> [Problem statement] Write every line out verbatim and omit the pictures.

──────── The records ────────

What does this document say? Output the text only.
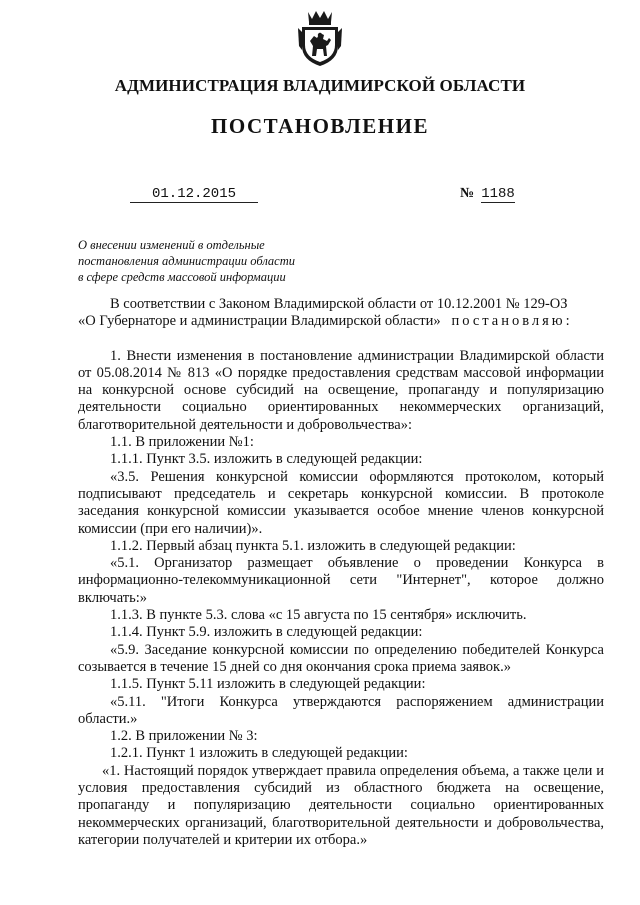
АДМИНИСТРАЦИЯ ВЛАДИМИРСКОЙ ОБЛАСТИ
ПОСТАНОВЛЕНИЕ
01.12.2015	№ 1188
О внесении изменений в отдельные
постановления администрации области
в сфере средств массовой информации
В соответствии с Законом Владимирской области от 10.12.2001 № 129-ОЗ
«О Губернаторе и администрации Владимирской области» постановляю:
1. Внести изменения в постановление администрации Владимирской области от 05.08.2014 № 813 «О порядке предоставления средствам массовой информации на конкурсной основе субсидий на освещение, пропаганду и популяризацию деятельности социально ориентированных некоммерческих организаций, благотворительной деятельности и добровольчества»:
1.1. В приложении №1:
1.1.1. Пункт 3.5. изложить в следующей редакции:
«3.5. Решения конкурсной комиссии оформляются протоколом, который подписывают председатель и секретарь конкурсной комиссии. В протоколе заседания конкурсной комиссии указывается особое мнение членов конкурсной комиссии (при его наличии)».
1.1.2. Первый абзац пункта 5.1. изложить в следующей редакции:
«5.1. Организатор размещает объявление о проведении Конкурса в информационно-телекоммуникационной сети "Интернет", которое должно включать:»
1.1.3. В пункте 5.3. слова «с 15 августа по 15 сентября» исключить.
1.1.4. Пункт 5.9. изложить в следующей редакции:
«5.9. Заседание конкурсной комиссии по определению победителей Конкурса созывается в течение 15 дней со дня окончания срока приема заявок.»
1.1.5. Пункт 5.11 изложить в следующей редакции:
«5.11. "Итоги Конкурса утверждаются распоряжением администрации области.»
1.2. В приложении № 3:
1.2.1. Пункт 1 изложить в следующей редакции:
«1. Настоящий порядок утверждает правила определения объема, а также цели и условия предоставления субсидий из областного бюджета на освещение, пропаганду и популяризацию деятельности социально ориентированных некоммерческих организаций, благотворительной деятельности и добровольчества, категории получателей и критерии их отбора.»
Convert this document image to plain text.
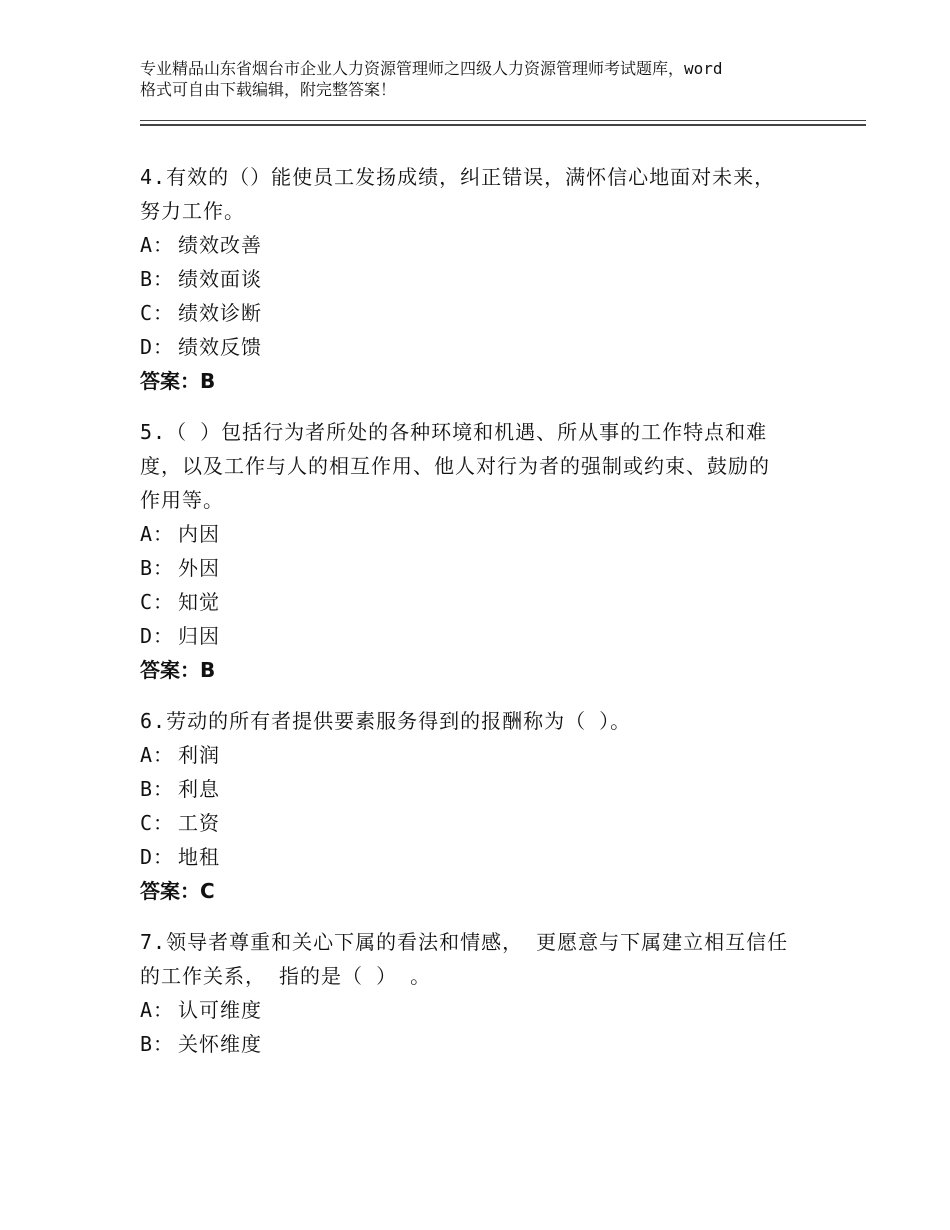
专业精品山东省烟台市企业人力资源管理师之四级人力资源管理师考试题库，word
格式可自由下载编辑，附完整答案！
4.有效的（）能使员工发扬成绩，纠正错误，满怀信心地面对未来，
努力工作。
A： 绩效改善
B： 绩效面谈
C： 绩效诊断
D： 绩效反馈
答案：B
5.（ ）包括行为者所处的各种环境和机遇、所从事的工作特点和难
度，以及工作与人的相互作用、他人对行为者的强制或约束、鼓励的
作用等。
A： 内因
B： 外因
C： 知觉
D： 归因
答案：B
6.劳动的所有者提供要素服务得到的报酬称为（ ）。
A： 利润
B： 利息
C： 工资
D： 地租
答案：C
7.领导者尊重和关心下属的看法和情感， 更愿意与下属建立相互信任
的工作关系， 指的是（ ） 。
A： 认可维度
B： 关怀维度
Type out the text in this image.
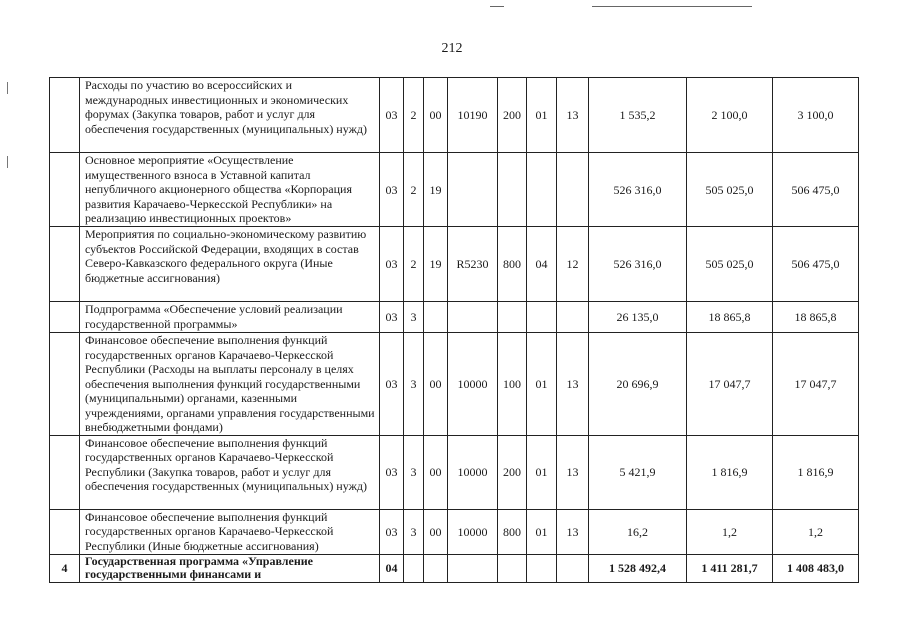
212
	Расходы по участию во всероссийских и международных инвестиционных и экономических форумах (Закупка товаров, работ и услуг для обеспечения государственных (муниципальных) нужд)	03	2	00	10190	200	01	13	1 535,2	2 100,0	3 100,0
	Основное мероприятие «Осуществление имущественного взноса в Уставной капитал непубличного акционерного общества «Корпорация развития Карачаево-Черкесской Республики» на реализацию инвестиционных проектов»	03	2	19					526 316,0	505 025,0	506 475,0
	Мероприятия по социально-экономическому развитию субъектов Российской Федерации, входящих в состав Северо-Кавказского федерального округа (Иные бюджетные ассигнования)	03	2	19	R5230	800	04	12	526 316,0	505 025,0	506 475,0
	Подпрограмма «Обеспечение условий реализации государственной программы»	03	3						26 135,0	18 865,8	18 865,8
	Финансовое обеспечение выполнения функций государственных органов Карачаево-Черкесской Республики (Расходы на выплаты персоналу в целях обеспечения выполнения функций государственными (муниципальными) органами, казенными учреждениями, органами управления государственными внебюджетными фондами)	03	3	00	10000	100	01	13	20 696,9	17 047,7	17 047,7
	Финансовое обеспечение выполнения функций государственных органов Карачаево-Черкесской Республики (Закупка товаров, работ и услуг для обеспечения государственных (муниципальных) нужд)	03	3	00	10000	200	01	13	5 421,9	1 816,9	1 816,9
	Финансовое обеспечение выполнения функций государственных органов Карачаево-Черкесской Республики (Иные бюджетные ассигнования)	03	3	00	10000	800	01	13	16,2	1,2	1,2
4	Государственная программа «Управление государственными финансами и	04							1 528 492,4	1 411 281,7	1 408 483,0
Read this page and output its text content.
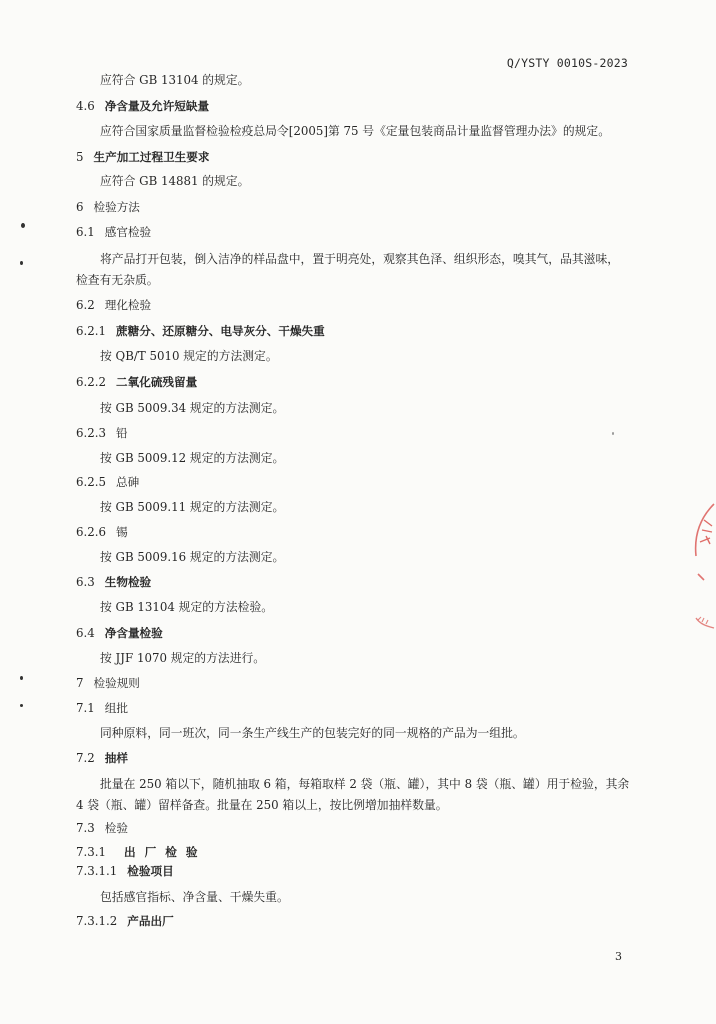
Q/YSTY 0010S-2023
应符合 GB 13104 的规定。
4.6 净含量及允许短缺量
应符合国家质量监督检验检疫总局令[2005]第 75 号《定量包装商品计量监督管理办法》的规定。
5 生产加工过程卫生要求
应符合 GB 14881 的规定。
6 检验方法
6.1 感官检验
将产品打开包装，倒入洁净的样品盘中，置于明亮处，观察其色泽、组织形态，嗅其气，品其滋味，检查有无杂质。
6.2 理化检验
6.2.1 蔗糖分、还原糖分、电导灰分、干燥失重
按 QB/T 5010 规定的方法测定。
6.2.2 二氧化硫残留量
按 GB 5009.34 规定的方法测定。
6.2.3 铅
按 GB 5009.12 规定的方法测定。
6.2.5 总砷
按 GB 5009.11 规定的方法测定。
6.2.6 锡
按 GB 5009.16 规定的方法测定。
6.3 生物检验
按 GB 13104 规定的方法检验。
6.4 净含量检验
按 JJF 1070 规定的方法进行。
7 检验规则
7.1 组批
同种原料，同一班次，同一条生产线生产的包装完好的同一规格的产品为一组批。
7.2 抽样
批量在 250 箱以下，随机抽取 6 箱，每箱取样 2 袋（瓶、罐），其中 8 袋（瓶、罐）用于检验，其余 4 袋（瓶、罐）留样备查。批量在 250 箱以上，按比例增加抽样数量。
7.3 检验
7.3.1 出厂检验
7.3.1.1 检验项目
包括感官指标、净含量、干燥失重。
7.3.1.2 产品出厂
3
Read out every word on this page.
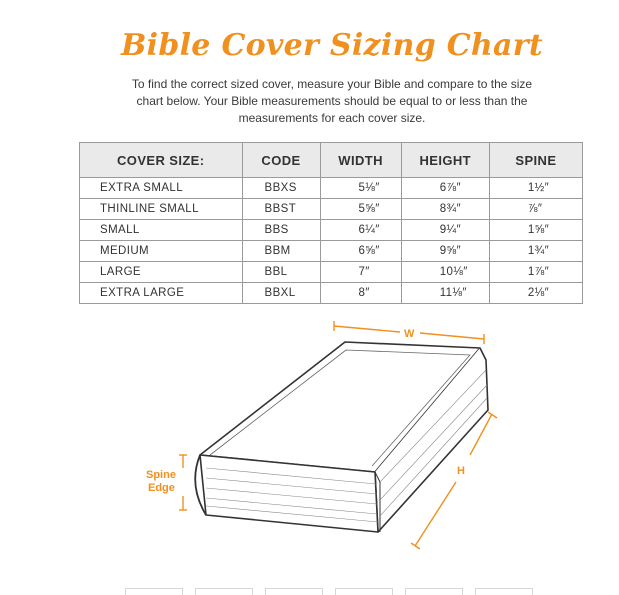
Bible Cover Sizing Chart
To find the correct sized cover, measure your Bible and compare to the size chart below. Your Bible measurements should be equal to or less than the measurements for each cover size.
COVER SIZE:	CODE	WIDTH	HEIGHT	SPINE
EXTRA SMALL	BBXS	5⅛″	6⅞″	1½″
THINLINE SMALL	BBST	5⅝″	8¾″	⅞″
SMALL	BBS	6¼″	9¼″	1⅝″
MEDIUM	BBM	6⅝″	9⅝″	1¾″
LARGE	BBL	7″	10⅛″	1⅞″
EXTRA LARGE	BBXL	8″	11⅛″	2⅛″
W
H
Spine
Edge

────────

> [Task solution]
What does this document say? Output the text only.
АДМИНИСТРАЦИЯ ВЛАДИМИРСКОЙ ОБЛАСТИ
ПОСТАНОВЛЕНИЕ
01.12.2015	№ 1188
О внесении изменений в отдельные
постановления администрации области
в сфере средств массовой информации
В соответствии с Законом Владимирской области от 10.12.2001 № 129-ОЗ
«О Губернаторе и администрации Владимирской области» постановляю:
1. Внести изменения в постановление администрации Владимирской области от 05.08.2014 № 813 «О порядке предоставления средствам массовой информации на конкурсной основе субсидий на освещение, пропаганду и популяризацию деятельности социально ориентированных некоммерческих организаций, благотворительной деятельности и добровольчества»:
1.1. В приложении №1:
1.1.1. Пункт 3.5. изложить в следующей редакции:
«3.5. Решения конкурсной комиссии оформляются протоколом, который подписывают председатель и секретарь конкурсной комиссии. В протоколе заседания конкурсной комиссии указывается особое мнение членов конкурсной комиссии (при его наличии)».
1.1.2. Первый абзац пункта 5.1. изложить в следующей редакции:
«5.1. Организатор размещает объявление о проведении Конкурса в информационно-телекоммуникационной сети "Интернет", которое должно включать:»
1.1.3. В пункте 5.3. слова «с 15 августа по 15 сентября» исключить.
1.1.4. Пункт 5.9. изложить в следующей редакции:
«5.9. Заседание конкурсной комиссии по определению победителей Конкурса созывается в течение 15 дней со дня окончания срока приема заявок.»
1.1.5. Пункт 5.11 изложить в следующей редакции:
«5.11. "Итоги Конкурса утверждаются распоряжением администрации области.»
1.2. В приложении № 3:
1.2.1. Пункт 1 изложить в следующей редакции:
«1. Настоящий порядок утверждает правила определения объема, а также цели и условия предоставления субсидий из областного бюджета на освещение, пропаганду и популяризацию деятельности социально ориентированных некоммерческих организаций, благотворительной деятельности и добровольчества, категории получателей и критерии их отбора.»
Convert this document image to plain text.
专业精品山东省烟台市企业人力资源管理师之四级人力资源管理师考试题库，word
格式可自由下载编辑，附完整答案！
4.有效的（）能使员工发扬成绩，纠正错误，满怀信心地面对未来，
努力工作。
A： 绩效改善
B： 绩效面谈
C： 绩效诊断
D： 绩效反馈
答案：B
5.（ ）包括行为者所处的各种环境和机遇、所从事的工作特点和难
度，以及工作与人的相互作用、他人对行为者的强制或约束、鼓励的
作用等。
A： 内因
B： 外因
C： 知觉
D： 归因
答案：B
6.劳动的所有者提供要素服务得到的报酬称为（ ）。
A： 利润
B： 利息
C： 工资
D： 地租
答案：C
7.领导者尊重和关心下属的看法和情感， 更愿意与下属建立相互信任
的工作关系， 指的是（ ） 。
A： 认可维度
B： 关怀维度
Type out the text in this image.
212
	Расходы по участию во всероссийских и международных инвестиционных и экономических форумах (Закупка товаров, работ и услуг для обеспечения государственных (муниципальных) нужд)	03	2	00	10190	200	01	13	1 535,2	2 100,0	3 100,0
	Основное мероприятие «Осуществление имущественного взноса в Уставной капитал непубличного акционерного общества «Корпорация развития Карачаево-Черкесской Республики» на реализацию инвестиционных проектов»	03	2	19					526 316,0	505 025,0	506 475,0
	Мероприятия по социально-экономическому развитию субъектов Российской Федерации, входящих в состав Северо-Кавказского федерального округа (Иные бюджетные ассигнования)	03	2	19	R5230	800	04	12	526 316,0	505 025,0	506 475,0
	Подпрограмма «Обеспечение условий реализации государственной программы»	03	3						26 135,0	18 865,8	18 865,8
	Финансовое обеспечение выполнения функций государственных органов Карачаево-Черкесской Республики (Расходы на выплаты персоналу в целях обеспечения выполнения функций государственными (муниципальными) органами, казенными учреждениями, органами управления государственными внебюджетными фондами)	03	3	00	10000	100	01	13	20 696,9	17 047,7	17 047,7
	Финансовое обеспечение выполнения функций государственных органов Карачаево-Черкесской Республики (Закупка товаров, работ и услуг для обеспечения государственных (муниципальных) нужд)	03	3	00	10000	200	01	13	5 421,9	1 816,9	1 816,9
	Финансовое обеспечение выполнения функций государственных органов Карачаево-Черкесской Республики (Иные бюджетные ассигнования)	03	3	00	10000	800	01	13	16,2	1,2	1,2
4	Государственная программа «Управление государственными финансами и	04							1 528 492,4	1 411 281,7	1 408 483,0
Read this page and output its text content.
Q/YSTY 0010S-2023
应符合 GB 13104 的规定。
4.6 净含量及允许短缺量
应符合国家质量监督检验检疫总局令[2005]第 75 号《定量包装商品计量监督管理办法》的规定。
5 生产加工过程卫生要求
应符合 GB 14881 的规定。
6 检验方法
6.1 感官检验
将产品打开包装，倒入洁净的样品盘中，置于明亮处，观察其色泽、组织形态，嗅其气，品其滋味，检查有无杂质。
6.2 理化检验
6.2.1 蔗糖分、还原糖分、电导灰分、干燥失重
按 QB/T 5010 规定的方法测定。
6.2.2 二氧化硫残留量
按 GB 5009.34 规定的方法测定。
6.2.3 铅
按 GB 5009.12 规定的方法测定。
6.2.5 总砷
按 GB 5009.11 规定的方法测定。
6.2.6 锡
按 GB 5009.16 规定的方法测定。
6.3 生物检验
按 GB 13104 规定的方法检验。
6.4 净含量检验
按 JJF 1070 规定的方法进行。
7 检验规则
7.1 组批
同种原料，同一班次，同一条生产线生产的包装完好的同一规格的产品为一组批。
7.2 抽样
批量在 250 箱以下，随机抽取 6 箱，每箱取样 2 袋（瓶、罐），其中 8 袋（瓶、罐）用于检验，其余 4 袋（瓶、罐）留样备查。批量在 250 箱以上，按比例增加抽样数量。
7.3 检验
7.3.1 出厂检验
7.3.1.1 检验项目
包括感官指标、净含量、干燥失重。
7.3.1.2 产品出厂
3
Read out every word on this page.
Bible Cover Sizing Chart
To find the correct sized cover, measure your Bible and compare to the size chart below. Your Bible measurements should be equal to or less than the measurements for each cover size.
COVER SIZE:	CODE	WIDTH	HEIGHT	SPINE
EXTRA SMALL	BBXS	5⅛″	6⅞″	1½″
THINLINE SMALL	BBST	5⅝″	8¾″	⅞″
SMALL	BBS	6¼″	9¼″	1⅝″
MEDIUM	BBM	6⅝″	9⅝″	1¾″
LARGE	BBL	7″	10⅛″	1⅞″
EXTRA LARGE	BBXL	8″	11⅛″	2⅛″
W
H
Spine
Edge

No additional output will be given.